# Request a
In the entries starting at the beginning and ending at the line with "Bar <box>102 117 108 124</box>", switch "Bar" to "Column" and leave everything else unchanged.
+===+
A 1960 mechanical engineering graduate from Montana State University, Asbjornson credits his success to hard work, learning from his failures, the upbringing and values his parents gave him and his education at MSU.
"From the standpoint of making money, there is absolutely no question in my mind about how my degree helped me," Asbjornson said. "I wouldn't have had a prayer without an education."
But the most important things he received from his education can't be measured in dollars.
"An education gives you a deeper understanding of the world, and with more knowledge you get more happiness out of life," he said.
Asbjornson's own enjoyment in life has been heightened by a sense of gratitude and stewardship toward those places, people and institutions that helped him succeed.
"There are certain things we have the opportunity to experience and one of those is the satisfaction of giving back for what you've received," Asbjornson said. "You may not understand that feeling until you've embarked on giving, but as you go through it you'll find out it is a very rewarding experience."
In 2003, Asbjornson endowed a $1 million scholarship fund for graduates from Montana high schools with 100 or fewer students. He also has created an endowed scholarship specifically for graduates of Winifred High School who attend MSU, and created an endowment for the Burns Technology Center to develop innovative distance learning programs for rural Montana schools.
In 2006, he gave more than $600,000 in cash, equipment and technical advice to create a one-of-a-kind HVAC laboratory in MSU's College of Engineering. AAON gives research grants to the College of Engineering on a continuing basis.
"Students benefit from Norm's involvement in many ways-working in the HVAC lab sharpens their analytical and design skills," said Robert Marley, dean of the College of Engineering. "That hands-on experience makes them more successful at winning competitive internships as undergrads and makes them sought-after graduates."
Asbjornson also gives of his time and ideas as a member of the MSU Foundation board and a member of the College of Engineering advisory council. He has been a major philanthropist for his home town of Winifred as well.
They are gifts given by a man who has worked hard his entire life. At his birth, his parents lived in a one-bedroom, 800-square-foot home without indoor plumbing, running water, a telephone or electricity. When he was 6, Asbjornson was driving tractors for farmers. He sold soda pop bottles and newspapers.
Though it was the Great Depression, childhood was a happy time for Asbjornson.
"I didn't feel like I was missing anything," he said. "I had great parents and it was a good life."
When he was 10, Asbjornson's uncle offered to give him a Model T in return for feeding and watering hundreds of chickens.
"I thought I had arrived," Asbjornson said.
For a summer, Asbjornson hauled hundreds of gallons of water to the chickens from a well a block away using two small pails. On payday he learned the Model T had been covered in a flood, the engine too rusted to start.
Undeterred, he worked on the car in his father's garage until it ran. Then he became his own boss and went into the garbage business.
"My parents felt one of the finest things they could do was teach me independence," Asbjornson said. "I couldn't have asked for better parents," he says of his mother, who was a teacher, and his father, a mechanic and farm implement dealer.
In their honor, he has created the Eric and Boots Asbjornson endowed scholarship at MSU. It is awarded to needy students from Fergus or Petroleum counties who have overcome personal adversity.
+===+
# Request b
According to the Asbjornson article, how does working in the HVAC lab benefit students?

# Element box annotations
+===+
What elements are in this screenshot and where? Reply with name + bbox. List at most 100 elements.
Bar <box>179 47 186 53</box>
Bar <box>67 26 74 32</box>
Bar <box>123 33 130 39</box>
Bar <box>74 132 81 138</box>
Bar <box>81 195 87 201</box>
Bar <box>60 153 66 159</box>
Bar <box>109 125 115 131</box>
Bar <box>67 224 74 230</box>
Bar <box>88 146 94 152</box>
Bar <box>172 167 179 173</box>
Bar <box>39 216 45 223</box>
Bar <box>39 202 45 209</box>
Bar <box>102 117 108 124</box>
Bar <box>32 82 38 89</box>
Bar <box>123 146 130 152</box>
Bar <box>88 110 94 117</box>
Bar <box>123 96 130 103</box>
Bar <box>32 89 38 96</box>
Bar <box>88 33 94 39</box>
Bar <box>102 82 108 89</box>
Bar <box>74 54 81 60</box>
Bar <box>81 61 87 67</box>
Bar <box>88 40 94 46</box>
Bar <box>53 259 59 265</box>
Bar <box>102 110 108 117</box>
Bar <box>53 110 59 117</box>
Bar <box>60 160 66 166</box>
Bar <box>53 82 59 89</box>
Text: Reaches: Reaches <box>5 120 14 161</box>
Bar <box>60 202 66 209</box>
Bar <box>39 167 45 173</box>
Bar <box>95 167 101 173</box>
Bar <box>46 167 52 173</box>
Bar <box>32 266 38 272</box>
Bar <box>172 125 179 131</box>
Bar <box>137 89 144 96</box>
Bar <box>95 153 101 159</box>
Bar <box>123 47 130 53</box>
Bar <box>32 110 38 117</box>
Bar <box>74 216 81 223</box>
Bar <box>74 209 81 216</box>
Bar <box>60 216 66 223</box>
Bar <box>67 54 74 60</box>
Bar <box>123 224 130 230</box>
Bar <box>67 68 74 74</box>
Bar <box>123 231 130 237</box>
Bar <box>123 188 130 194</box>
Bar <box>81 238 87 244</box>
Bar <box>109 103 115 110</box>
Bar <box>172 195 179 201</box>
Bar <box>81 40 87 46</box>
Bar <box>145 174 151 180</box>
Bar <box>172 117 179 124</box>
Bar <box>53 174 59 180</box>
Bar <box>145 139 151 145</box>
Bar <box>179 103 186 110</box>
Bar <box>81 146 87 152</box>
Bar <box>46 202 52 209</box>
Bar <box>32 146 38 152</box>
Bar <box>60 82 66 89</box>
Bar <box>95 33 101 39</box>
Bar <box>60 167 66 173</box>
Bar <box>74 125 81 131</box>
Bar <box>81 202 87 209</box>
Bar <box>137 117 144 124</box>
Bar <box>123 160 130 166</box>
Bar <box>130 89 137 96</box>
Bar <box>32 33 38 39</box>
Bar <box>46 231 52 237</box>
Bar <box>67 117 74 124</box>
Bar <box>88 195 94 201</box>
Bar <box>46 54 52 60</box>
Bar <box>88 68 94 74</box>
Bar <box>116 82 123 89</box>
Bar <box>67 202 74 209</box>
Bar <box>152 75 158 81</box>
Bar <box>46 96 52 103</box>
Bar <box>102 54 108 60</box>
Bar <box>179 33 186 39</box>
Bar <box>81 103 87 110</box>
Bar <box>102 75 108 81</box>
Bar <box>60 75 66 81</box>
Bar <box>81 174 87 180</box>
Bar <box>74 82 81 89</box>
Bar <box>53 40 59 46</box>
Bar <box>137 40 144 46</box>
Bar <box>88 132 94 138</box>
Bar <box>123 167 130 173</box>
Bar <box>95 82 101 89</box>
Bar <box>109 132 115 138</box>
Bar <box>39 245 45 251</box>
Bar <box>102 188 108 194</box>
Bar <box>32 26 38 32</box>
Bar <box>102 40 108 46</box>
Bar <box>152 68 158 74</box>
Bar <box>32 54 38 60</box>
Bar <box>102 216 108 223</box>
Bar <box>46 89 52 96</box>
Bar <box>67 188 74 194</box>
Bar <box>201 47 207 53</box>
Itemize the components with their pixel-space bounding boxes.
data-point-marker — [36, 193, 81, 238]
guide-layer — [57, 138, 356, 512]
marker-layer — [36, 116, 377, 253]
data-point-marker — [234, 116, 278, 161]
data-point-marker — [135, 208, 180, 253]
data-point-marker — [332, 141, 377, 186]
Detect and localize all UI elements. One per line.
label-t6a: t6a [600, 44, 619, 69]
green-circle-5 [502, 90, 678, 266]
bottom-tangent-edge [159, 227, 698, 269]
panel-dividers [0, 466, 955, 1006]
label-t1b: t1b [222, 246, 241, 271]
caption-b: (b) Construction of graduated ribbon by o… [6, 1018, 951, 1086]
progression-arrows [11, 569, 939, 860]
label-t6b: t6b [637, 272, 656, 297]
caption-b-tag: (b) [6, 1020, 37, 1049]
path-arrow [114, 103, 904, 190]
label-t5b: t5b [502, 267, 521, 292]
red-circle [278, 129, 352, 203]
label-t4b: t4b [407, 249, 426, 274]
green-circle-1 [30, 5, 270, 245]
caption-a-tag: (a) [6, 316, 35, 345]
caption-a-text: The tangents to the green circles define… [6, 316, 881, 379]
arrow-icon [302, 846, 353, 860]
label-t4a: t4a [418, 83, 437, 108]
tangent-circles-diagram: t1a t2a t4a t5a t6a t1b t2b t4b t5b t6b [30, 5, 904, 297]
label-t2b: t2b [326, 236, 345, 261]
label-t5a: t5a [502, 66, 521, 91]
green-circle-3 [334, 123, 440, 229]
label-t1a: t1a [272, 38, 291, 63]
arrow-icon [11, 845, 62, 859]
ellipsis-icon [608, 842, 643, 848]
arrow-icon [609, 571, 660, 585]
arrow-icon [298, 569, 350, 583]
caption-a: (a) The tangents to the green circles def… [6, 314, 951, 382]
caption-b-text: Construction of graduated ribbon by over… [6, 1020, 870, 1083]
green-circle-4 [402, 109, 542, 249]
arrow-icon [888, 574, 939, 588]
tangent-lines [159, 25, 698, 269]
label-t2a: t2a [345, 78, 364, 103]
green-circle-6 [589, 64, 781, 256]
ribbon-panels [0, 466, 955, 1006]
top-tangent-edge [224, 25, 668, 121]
+===+
# Expected output a
What elements are in this screenshot and where? Reply with name + bbox. List at most 100 elements.
Column <box>179 47 186 53</box>
Column <box>67 26 74 32</box>
Column <box>123 33 130 39</box>
Column <box>74 132 81 138</box>
Column <box>81 195 87 201</box>
Column <box>60 153 66 159</box>
Column <box>109 125 115 131</box>
Column <box>67 224 74 230</box>
Column <box>88 146 94 152</box>
Column <box>172 167 179 173</box>
Column <box>39 216 45 223</box>
Column <box>39 202 45 209</box>
Column <box>102 117 108 124</box>

# Expected output b
The dean of the College of Engineering, Robert Marley, says that working in the HVAC lab sharpens students' analytical and design skills. That hands-on experience makes them more successful at winning competitive internships as undergraduates and makes them sought-after graduates.